** DO THIS **
Give back the full listing verbatim, apart from its images.

[Stored entries]
=-=-=-=-=

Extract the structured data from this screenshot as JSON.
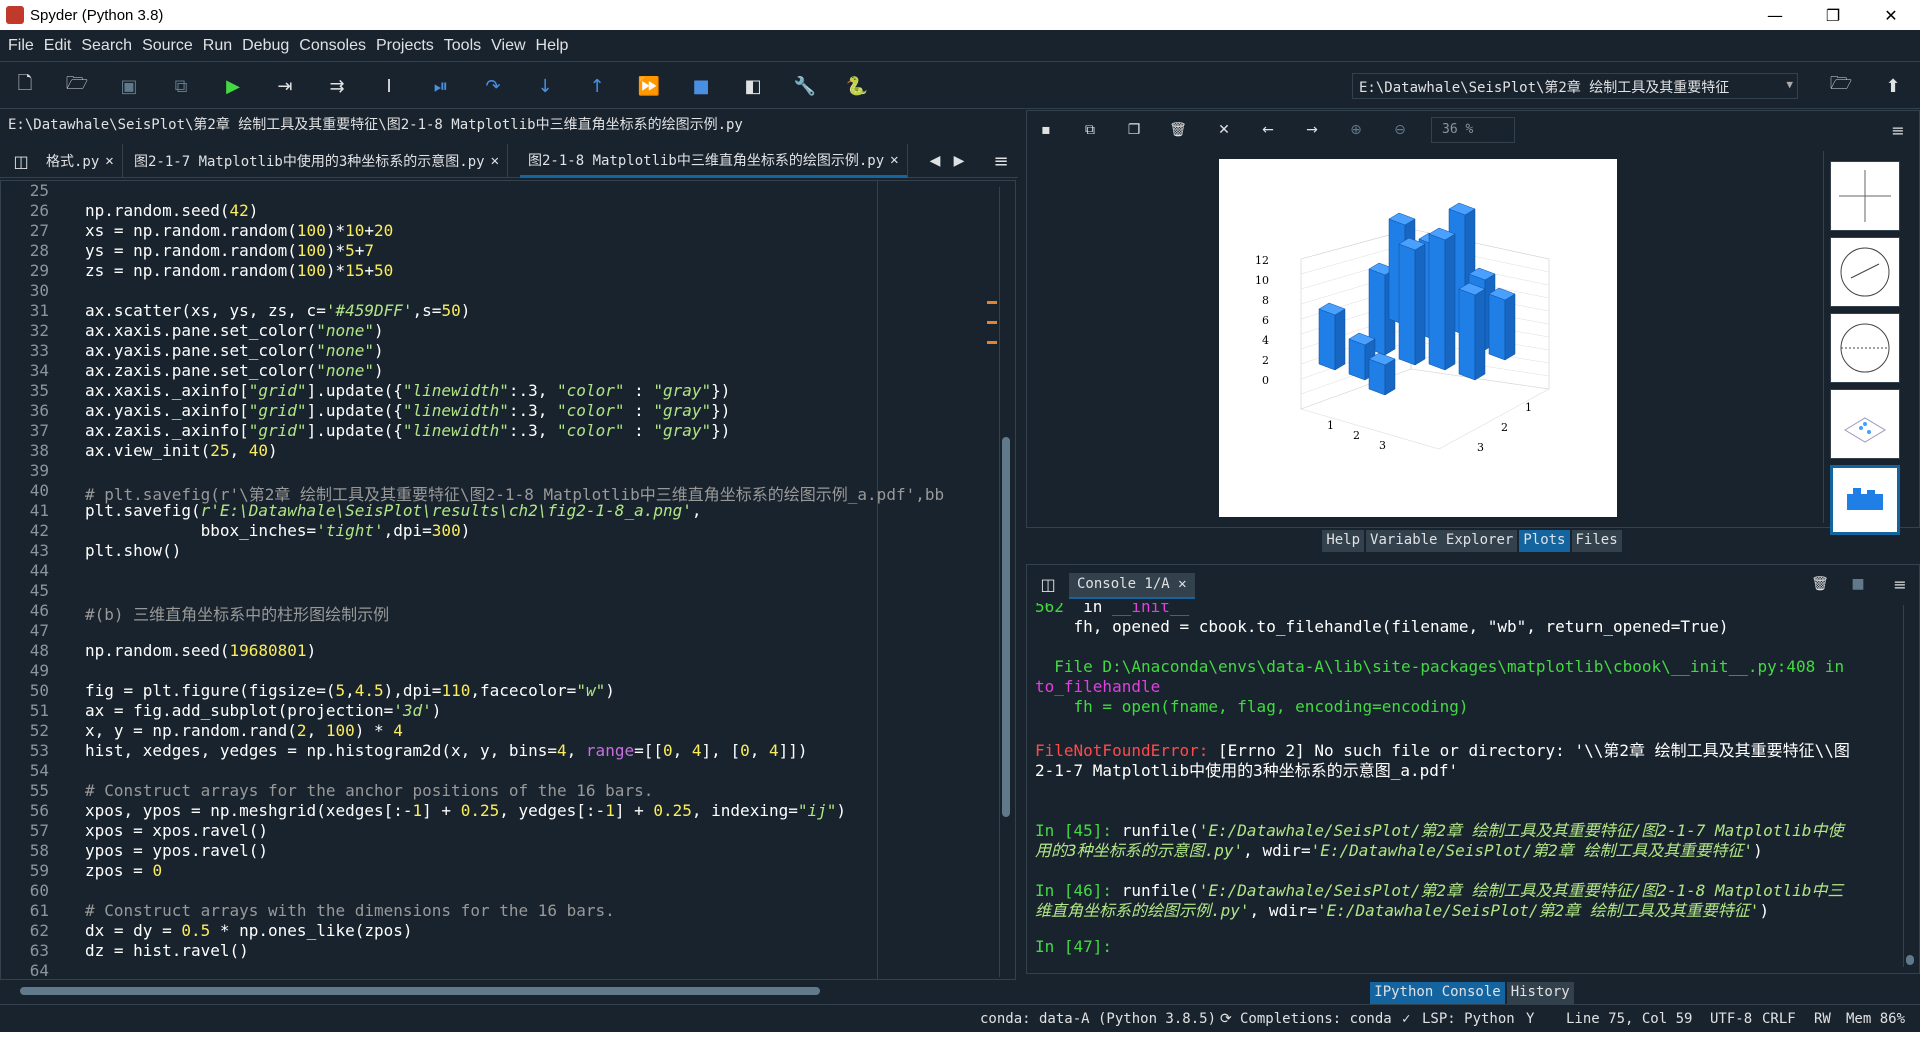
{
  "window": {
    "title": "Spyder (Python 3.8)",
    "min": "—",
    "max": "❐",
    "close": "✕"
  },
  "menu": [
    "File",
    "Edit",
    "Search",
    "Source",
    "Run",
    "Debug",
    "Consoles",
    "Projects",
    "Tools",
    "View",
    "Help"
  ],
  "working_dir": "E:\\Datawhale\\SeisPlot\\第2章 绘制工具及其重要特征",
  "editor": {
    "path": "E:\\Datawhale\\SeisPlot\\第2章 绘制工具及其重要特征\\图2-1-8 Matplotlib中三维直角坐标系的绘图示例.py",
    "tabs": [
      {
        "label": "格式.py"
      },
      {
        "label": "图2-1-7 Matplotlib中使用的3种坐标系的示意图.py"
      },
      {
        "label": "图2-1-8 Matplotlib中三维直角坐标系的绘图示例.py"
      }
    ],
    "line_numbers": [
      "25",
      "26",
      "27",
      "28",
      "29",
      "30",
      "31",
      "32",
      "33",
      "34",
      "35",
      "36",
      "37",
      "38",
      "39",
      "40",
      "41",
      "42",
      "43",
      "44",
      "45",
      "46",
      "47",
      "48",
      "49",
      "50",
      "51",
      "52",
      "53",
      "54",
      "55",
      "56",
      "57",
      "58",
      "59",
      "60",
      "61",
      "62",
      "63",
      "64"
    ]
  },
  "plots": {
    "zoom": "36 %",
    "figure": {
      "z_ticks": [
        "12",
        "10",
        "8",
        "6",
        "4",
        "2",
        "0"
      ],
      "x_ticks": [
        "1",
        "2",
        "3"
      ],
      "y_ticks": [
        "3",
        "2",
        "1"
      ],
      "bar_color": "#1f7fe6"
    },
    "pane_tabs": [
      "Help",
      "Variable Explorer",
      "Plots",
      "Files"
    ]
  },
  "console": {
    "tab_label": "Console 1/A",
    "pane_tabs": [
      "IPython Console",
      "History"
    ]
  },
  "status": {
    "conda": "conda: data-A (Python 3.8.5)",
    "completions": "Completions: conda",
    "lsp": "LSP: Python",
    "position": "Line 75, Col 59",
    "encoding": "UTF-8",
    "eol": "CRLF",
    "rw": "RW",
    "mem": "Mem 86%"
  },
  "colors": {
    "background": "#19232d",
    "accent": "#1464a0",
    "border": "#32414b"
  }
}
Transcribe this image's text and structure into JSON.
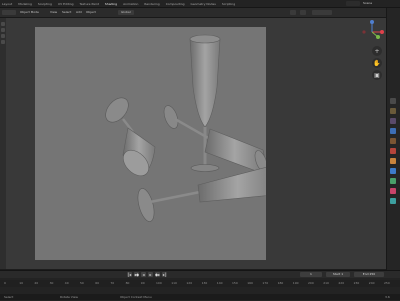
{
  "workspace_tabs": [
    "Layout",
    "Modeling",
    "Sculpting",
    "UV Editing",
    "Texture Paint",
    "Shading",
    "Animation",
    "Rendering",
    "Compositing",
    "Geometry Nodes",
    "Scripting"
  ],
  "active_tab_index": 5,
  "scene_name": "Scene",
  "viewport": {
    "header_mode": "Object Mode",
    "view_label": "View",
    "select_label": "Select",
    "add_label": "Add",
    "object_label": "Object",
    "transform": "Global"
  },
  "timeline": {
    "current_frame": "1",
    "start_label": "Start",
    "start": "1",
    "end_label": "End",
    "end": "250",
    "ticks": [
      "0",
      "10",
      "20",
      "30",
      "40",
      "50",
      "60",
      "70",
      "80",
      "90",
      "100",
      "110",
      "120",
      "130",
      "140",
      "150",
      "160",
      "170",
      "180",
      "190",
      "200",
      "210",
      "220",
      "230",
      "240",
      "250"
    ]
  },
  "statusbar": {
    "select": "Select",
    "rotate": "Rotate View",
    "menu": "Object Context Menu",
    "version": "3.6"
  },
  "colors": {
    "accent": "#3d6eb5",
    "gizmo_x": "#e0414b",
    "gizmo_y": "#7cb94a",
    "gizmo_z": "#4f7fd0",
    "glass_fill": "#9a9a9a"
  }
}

=-=-=-=-=

** ANSWER FOR THE TASK **
Extract the structured data from this screenshot as JSON.
{
  "window": {
    "title": "Spyder (Python 3.8)",
    "min": "—",
    "max": "❐",
    "close": "✕"
  },
  "menu": [
    "File",
    "Edit",
    "Search",
    "Source",
    "Run",
    "Debug",
    "Consoles",
    "Projects",
    "Tools",
    "View",
    "Help"
  ],
  "working_dir": "E:\\Datawhale\\SeisPlot\\第2章 绘制工具及其重要特征",
  "editor": {
    "path": "E:\\Datawhale\\SeisPlot\\第2章 绘制工具及其重要特征\\图2-1-8 Matplotlib中三维直角坐标系的绘图示例.py",
    "tabs": [
      {
        "label": "格式.py"
      },
      {
        "label": "图2-1-7 Matplotlib中使用的3种坐标系的示意图.py"
      },
      {
        "label": "图2-1-8 Matplotlib中三维直角坐标系的绘图示例.py"
      }
    ],
    "line_numbers": [
      "25",
      "26",
      "27",
      "28",
      "29",
      "30",
      "31",
      "32",
      "33",
      "34",
      "35",
      "36",
      "37",
      "38",
      "39",
      "40",
      "41",
      "42",
      "43",
      "44",
      "45",
      "46",
      "47",
      "48",
      "49",
      "50",
      "51",
      "52",
      "53",
      "54",
      "55",
      "56",
      "57",
      "58",
      "59",
      "60",
      "61",
      "62",
      "63",
      "64"
    ]
  },
  "plots": {
    "zoom": "36 %",
    "figure": {
      "z_ticks": [
        "12",
        "10",
        "8",
        "6",
        "4",
        "2",
        "0"
      ],
      "x_ticks": [
        "1",
        "2",
        "3"
      ],
      "y_ticks": [
        "3",
        "2",
        "1"
      ],
      "bar_color": "#1f7fe6"
    },
    "pane_tabs": [
      "Help",
      "Variable Explorer",
      "Plots",
      "Files"
    ]
  },
  "console": {
    "tab_label": "Console 1/A",
    "pane_tabs": [
      "IPython Console",
      "History"
    ]
  },
  "status": {
    "conda": "conda: data-A (Python 3.8.5)",
    "completions": "Completions: conda",
    "lsp": "LSP: Python",
    "position": "Line 75, Col 59",
    "encoding": "UTF-8",
    "eol": "CRLF",
    "rw": "RW",
    "mem": "Mem 86%"
  },
  "colors": {
    "background": "#19232d",
    "accent": "#1464a0",
    "border": "#32414b"
  }
}
Transcribe this image's text and structure into JSON.
{
  "workspace_tabs": [
    "Layout",
    "Modeling",
    "Sculpting",
    "UV Editing",
    "Texture Paint",
    "Shading",
    "Animation",
    "Rendering",
    "Compositing",
    "Geometry Nodes",
    "Scripting"
  ],
  "active_tab_index": 5,
  "scene_name": "Scene",
  "viewport": {
    "header_mode": "Object Mode",
    "view_label": "View",
    "select_label": "Select",
    "add_label": "Add",
    "object_label": "Object",
    "transform": "Global"
  },
  "timeline": {
    "current_frame": "1",
    "start_label": "Start",
    "start": "1",
    "end_label": "End",
    "end": "250",
    "ticks": [
      "0",
      "10",
      "20",
      "30",
      "40",
      "50",
      "60",
      "70",
      "80",
      "90",
      "100",
      "110",
      "120",
      "130",
      "140",
      "150",
      "160",
      "170",
      "180",
      "190",
      "200",
      "210",
      "220",
      "230",
      "240",
      "250"
    ]
  },
  "statusbar": {
    "select": "Select",
    "rotate": "Rotate View",
    "menu": "Object Context Menu",
    "version": "3.6"
  },
  "colors": {
    "accent": "#3d6eb5",
    "gizmo_x": "#e0414b",
    "gizmo_y": "#7cb94a",
    "gizmo_z": "#4f7fd0",
    "glass_fill": "#9a9a9a"
  }
}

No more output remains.